All entries below are to be set down again, identical to the source.

## Start DATA ENTRIES

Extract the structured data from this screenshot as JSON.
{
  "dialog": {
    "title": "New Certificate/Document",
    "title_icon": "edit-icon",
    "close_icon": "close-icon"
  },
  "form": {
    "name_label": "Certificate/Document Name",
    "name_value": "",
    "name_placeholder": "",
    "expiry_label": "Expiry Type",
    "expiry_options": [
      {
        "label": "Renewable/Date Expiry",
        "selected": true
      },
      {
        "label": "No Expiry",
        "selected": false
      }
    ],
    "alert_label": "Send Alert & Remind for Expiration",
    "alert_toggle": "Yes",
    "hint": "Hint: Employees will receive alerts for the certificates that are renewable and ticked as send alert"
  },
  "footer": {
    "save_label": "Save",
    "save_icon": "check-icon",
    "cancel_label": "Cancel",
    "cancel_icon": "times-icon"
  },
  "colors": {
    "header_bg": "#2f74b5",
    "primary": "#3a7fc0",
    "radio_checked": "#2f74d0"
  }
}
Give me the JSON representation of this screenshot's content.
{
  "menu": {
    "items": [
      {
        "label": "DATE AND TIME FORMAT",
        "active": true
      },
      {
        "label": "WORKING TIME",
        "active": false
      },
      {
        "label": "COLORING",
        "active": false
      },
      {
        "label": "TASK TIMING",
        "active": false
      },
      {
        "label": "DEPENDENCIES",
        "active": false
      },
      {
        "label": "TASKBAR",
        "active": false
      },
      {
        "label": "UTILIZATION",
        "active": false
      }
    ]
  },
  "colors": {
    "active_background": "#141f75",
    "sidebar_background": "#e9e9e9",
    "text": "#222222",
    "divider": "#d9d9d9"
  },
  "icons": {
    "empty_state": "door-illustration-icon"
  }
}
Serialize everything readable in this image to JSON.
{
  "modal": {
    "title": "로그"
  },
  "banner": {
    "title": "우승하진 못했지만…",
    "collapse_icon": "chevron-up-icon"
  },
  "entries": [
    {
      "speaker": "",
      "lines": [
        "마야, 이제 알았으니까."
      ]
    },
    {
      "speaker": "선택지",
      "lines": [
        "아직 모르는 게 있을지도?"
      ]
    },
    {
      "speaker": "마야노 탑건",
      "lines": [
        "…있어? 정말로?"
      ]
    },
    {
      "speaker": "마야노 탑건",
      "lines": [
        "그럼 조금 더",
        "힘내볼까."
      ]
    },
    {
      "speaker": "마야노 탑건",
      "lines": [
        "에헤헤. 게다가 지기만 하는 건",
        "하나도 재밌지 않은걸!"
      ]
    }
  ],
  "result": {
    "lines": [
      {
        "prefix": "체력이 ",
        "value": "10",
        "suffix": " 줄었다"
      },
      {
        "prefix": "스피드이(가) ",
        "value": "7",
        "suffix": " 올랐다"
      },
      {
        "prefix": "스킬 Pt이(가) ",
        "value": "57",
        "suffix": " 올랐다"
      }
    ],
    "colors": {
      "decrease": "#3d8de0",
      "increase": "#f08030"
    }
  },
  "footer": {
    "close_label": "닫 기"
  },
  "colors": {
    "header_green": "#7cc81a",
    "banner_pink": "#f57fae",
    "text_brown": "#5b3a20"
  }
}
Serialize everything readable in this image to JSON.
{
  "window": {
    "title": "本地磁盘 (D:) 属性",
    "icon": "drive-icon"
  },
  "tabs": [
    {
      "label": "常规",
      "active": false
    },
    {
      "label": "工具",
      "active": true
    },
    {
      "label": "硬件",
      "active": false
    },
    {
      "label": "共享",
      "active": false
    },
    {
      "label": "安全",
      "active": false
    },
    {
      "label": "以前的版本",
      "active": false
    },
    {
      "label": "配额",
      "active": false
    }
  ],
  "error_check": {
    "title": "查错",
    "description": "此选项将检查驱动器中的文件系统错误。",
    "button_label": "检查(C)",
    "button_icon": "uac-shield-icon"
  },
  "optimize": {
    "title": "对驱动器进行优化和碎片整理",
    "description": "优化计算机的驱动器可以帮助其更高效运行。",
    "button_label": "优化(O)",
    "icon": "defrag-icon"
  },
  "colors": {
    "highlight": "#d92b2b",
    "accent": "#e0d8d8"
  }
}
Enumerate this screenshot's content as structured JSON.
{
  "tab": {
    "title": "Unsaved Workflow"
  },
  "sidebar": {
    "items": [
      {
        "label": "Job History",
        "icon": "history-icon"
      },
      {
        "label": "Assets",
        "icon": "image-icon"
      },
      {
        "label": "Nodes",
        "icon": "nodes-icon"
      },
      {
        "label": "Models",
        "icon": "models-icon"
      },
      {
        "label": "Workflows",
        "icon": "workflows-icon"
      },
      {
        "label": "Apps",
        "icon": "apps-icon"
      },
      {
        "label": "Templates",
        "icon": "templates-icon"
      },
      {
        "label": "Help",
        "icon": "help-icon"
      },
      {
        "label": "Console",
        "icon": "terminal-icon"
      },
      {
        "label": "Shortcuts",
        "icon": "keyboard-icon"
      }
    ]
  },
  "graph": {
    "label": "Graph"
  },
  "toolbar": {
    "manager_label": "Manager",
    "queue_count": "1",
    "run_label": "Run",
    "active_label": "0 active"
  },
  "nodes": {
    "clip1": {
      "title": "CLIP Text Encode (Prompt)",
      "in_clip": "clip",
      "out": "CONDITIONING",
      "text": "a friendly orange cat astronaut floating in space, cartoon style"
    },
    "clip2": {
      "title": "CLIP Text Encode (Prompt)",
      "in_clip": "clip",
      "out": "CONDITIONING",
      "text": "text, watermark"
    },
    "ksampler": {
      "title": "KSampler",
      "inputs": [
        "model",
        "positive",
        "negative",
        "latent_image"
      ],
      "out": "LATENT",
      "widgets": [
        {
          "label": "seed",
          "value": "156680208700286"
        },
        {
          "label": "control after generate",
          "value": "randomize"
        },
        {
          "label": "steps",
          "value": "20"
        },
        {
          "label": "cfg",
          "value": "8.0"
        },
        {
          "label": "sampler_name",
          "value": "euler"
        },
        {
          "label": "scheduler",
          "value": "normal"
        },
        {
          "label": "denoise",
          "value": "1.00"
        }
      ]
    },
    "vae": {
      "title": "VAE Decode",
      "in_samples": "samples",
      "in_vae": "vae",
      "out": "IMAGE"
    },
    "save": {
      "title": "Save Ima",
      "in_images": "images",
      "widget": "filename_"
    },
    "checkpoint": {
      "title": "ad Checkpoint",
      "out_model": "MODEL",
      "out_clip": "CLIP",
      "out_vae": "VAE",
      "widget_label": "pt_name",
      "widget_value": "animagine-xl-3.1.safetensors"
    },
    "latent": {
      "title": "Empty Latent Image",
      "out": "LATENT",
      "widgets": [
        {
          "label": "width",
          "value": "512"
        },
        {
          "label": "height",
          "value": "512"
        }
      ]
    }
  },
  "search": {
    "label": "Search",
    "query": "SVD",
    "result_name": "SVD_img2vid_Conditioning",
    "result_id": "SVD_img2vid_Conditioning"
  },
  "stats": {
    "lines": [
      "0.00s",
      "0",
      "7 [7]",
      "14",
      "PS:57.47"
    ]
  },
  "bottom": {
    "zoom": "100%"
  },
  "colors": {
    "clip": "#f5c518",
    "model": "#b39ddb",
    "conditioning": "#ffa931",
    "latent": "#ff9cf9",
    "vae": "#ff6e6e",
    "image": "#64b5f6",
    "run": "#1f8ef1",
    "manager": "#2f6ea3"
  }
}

## End DATA ENTRIES

> WRITTEN RESPONSE:
Extract the structured data from this screenshot as JSON.
{
  "dialog": {
    "title": "New Certificate/Document",
    "title_icon": "edit-icon",
    "close_icon": "close-icon"
  },
  "form": {
    "name_label": "Certificate/Document Name",
    "name_value": "",
    "name_placeholder": "",
    "expiry_label": "Expiry Type",
    "expiry_options": [
      {
        "label": "Renewable/Date Expiry",
        "selected": true
      },
      {
        "label": "No Expiry",
        "selected": false
      }
    ],
    "alert_label": "Send Alert & Remind for Expiration",
    "alert_toggle": "Yes",
    "hint": "Hint: Employees will receive alerts for the certificates that are renewable and ticked as send alert"
  },
  "footer": {
    "save_label": "Save",
    "save_icon": "check-icon",
    "cancel_label": "Cancel",
    "cancel_icon": "times-icon"
  },
  "colors": {
    "header_bg": "#2f74b5",
    "primary": "#3a7fc0",
    "radio_checked": "#2f74d0"
  }
}
Give me the JSON representation of this screenshot's content.
{
  "menu": {
    "items": [
      {
        "label": "DATE AND TIME FORMAT",
        "active": true
      },
      {
        "label": "WORKING TIME",
        "active": false
      },
      {
        "label": "COLORING",
        "active": false
      },
      {
        "label": "TASK TIMING",
        "active": false
      },
      {
        "label": "DEPENDENCIES",
        "active": false
      },
      {
        "label": "TASKBAR",
        "active": false
      },
      {
        "label": "UTILIZATION",
        "active": false
      }
    ]
  },
  "colors": {
    "active_background": "#141f75",
    "sidebar_background": "#e9e9e9",
    "text": "#222222",
    "divider": "#d9d9d9"
  },
  "icons": {
    "empty_state": "door-illustration-icon"
  }
}
Serialize everything readable in this image to JSON.
{
  "modal": {
    "title": "로그"
  },
  "banner": {
    "title": "우승하진 못했지만…",
    "collapse_icon": "chevron-up-icon"
  },
  "entries": [
    {
      "speaker": "",
      "lines": [
        "마야, 이제 알았으니까."
      ]
    },
    {
      "speaker": "선택지",
      "lines": [
        "아직 모르는 게 있을지도?"
      ]
    },
    {
      "speaker": "마야노 탑건",
      "lines": [
        "…있어? 정말로?"
      ]
    },
    {
      "speaker": "마야노 탑건",
      "lines": [
        "그럼 조금 더",
        "힘내볼까."
      ]
    },
    {
      "speaker": "마야노 탑건",
      "lines": [
        "에헤헤. 게다가 지기만 하는 건",
        "하나도 재밌지 않은걸!"
      ]
    }
  ],
  "result": {
    "lines": [
      {
        "prefix": "체력이 ",
        "value": "10",
        "suffix": " 줄었다"
      },
      {
        "prefix": "스피드이(가) ",
        "value": "7",
        "suffix": " 올랐다"
      },
      {
        "prefix": "스킬 Pt이(가) ",
        "value": "57",
        "suffix": " 올랐다"
      }
    ],
    "colors": {
      "decrease": "#3d8de0",
      "increase": "#f08030"
    }
  },
  "footer": {
    "close_label": "닫 기"
  },
  "colors": {
    "header_green": "#7cc81a",
    "banner_pink": "#f57fae",
    "text_brown": "#5b3a20"
  }
}
Serialize everything readable in this image to JSON.
{
  "window": {
    "title": "本地磁盘 (D:) 属性",
    "icon": "drive-icon"
  },
  "tabs": [
    {
      "label": "常规",
      "active": false
    },
    {
      "label": "工具",
      "active": true
    },
    {
      "label": "硬件",
      "active": false
    },
    {
      "label": "共享",
      "active": false
    },
    {
      "label": "安全",
      "active": false
    },
    {
      "label": "以前的版本",
      "active": false
    },
    {
      "label": "配额",
      "active": false
    }
  ],
  "error_check": {
    "title": "查错",
    "description": "此选项将检查驱动器中的文件系统错误。",
    "button_label": "检查(C)",
    "button_icon": "uac-shield-icon"
  },
  "optimize": {
    "title": "对驱动器进行优化和碎片整理",
    "description": "优化计算机的驱动器可以帮助其更高效运行。",
    "button_label": "优化(O)",
    "icon": "defrag-icon"
  },
  "colors": {
    "highlight": "#d92b2b",
    "accent": "#e0d8d8"
  }
}
Enumerate this screenshot's content as structured JSON.
{
  "tab": {
    "title": "Unsaved Workflow"
  },
  "sidebar": {
    "items": [
      {
        "label": "Job History",
        "icon": "history-icon"
      },
      {
        "label": "Assets",
        "icon": "image-icon"
      },
      {
        "label": "Nodes",
        "icon": "nodes-icon"
      },
      {
        "label": "Models",
        "icon": "models-icon"
      },
      {
        "label": "Workflows",
        "icon": "workflows-icon"
      },
      {
        "label": "Apps",
        "icon": "apps-icon"
      },
      {
        "label": "Templates",
        "icon": "templates-icon"
      },
      {
        "label": "Help",
        "icon": "help-icon"
      },
      {
        "label": "Console",
        "icon": "terminal-icon"
      },
      {
        "label": "Shortcuts",
        "icon": "keyboard-icon"
      }
    ]
  },
  "graph": {
    "label": "Graph"
  },
  "toolbar": {
    "manager_label": "Manager",
    "queue_count": "1",
    "run_label": "Run",
    "active_label": "0 active"
  },
  "nodes": {
    "clip1": {
      "title": "CLIP Text Encode (Prompt)",
      "in_clip": "clip",
      "out": "CONDITIONING",
      "text": "a friendly orange cat astronaut floating in space, cartoon style"
    },
    "clip2": {
      "title": "CLIP Text Encode (Prompt)",
      "in_clip": "clip",
      "out": "CONDITIONING",
      "text": "text, watermark"
    },
    "ksampler": {
      "title": "KSampler",
      "inputs": [
        "model",
        "positive",
        "negative",
        "latent_image"
      ],
      "out": "LATENT",
      "widgets": [
        {
          "label": "seed",
          "value": "156680208700286"
        },
        {
          "label": "control after generate",
          "value": "randomize"
        },
        {
          "label": "steps",
          "value": "20"
        },
        {
          "label": "cfg",
          "value": "8.0"
        },
        {
          "label": "sampler_name",
          "value": "euler"
        },
        {
          "label": "scheduler",
          "value": "normal"
        },
        {
          "label": "denoise",
          "value": "1.00"
        }
      ]
    },
    "vae": {
      "title": "VAE Decode",
      "in_samples": "samples",
      "in_vae": "vae",
      "out": "IMAGE"
    },
    "save": {
      "title": "Save Ima",
      "in_images": "images",
      "widget": "filename_"
    },
    "checkpoint": {
      "title": "ad Checkpoint",
      "out_model": "MODEL",
      "out_clip": "CLIP",
      "out_vae": "VAE",
      "widget_label": "pt_name",
      "widget_value": "animagine-xl-3.1.safetensors"
    },
    "latent": {
      "title": "Empty Latent Image",
      "out": "LATENT",
      "widgets": [
        {
          "label": "width",
          "value": "512"
        },
        {
          "label": "height",
          "value": "512"
        }
      ]
    }
  },
  "search": {
    "label": "Search",
    "query": "SVD",
    "result_name": "SVD_img2vid_Conditioning",
    "result_id": "SVD_img2vid_Conditioning"
  },
  "stats": {
    "lines": [
      "0.00s",
      "0",
      "7 [7]",
      "14",
      "PS:57.47"
    ]
  },
  "bottom": {
    "zoom": "100%"
  },
  "colors": {
    "clip": "#f5c518",
    "model": "#b39ddb",
    "conditioning": "#ffa931",
    "latent": "#ff9cf9",
    "vae": "#ff6e6e",
    "image": "#64b5f6",
    "run": "#1f8ef1",
    "manager": "#2f6ea3"
  }
}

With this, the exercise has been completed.